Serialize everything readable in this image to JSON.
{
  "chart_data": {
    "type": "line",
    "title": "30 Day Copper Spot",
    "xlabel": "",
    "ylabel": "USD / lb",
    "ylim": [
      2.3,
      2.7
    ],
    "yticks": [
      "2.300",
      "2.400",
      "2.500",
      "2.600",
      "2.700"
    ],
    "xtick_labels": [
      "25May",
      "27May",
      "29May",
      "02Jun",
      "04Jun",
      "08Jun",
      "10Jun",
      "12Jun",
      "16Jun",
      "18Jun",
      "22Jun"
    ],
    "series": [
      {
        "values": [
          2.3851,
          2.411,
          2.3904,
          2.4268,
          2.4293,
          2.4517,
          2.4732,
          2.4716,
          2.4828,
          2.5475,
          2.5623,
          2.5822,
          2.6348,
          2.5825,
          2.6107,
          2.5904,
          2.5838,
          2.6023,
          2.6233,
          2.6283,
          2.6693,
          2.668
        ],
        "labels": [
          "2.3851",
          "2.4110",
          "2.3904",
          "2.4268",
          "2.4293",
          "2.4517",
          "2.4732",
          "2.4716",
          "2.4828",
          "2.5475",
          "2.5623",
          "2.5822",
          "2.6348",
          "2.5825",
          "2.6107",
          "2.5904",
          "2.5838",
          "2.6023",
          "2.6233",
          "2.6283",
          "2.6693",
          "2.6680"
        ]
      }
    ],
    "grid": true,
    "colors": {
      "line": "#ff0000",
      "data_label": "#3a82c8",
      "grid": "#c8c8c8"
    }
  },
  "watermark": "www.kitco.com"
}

◇ ◇ ◇

Return every line of the material exactly.

Serialize everything readable in this image to JSON.
{
  "chart_data": {
    "type": "line",
    "title": "30 Day Copper Spot",
    "xlabel": "",
    "ylabel": "USD / lb",
    "ylim": [
      2.3,
      2.7
    ],
    "yticks": [
      "2.300",
      "2.400",
      "2.500",
      "2.600",
      "2.700"
    ],
    "xtick_labels": [
      "25May",
      "27May",
      "29May",
      "02Jun",
      "04Jun",
      "08Jun",
      "10Jun",
      "12Jun",
      "16Jun",
      "18Jun",
      "22Jun"
    ],
    "series": [
      {
        "values": [
          2.3851,
          2.411,
          2.3904,
          2.4268,
          2.4293,
          2.4517,
          2.4732,
          2.4716,
          2.4828,
          2.5475,
          2.5623,
          2.5822,
          2.6348,
          2.5825,
          2.6107,
          2.5904,
          2.5838,
          2.6023,
          2.6233,
          2.6283,
          2.6693,
          2.668
        ],
        "labels": [
          "2.3851",
          "2.4110",
          "2.3904",
          "2.4268",
          "2.4293",
          "2.4517",
          "2.4732",
          "2.4716",
          "2.4828",
          "2.5475",
          "2.5623",
          "2.5822",
          "2.6348",
          "2.5825",
          "2.6107",
          "2.5904",
          "2.5838",
          "2.6023",
          "2.6233",
          "2.6283",
          "2.6693",
          "2.6680"
        ]
      }
    ],
    "grid": true,
    "colors": {
      "line": "#ff0000",
      "data_label": "#3a82c8",
      "grid": "#c8c8c8"
    }
  },
  "watermark": "www.kitco.com"
}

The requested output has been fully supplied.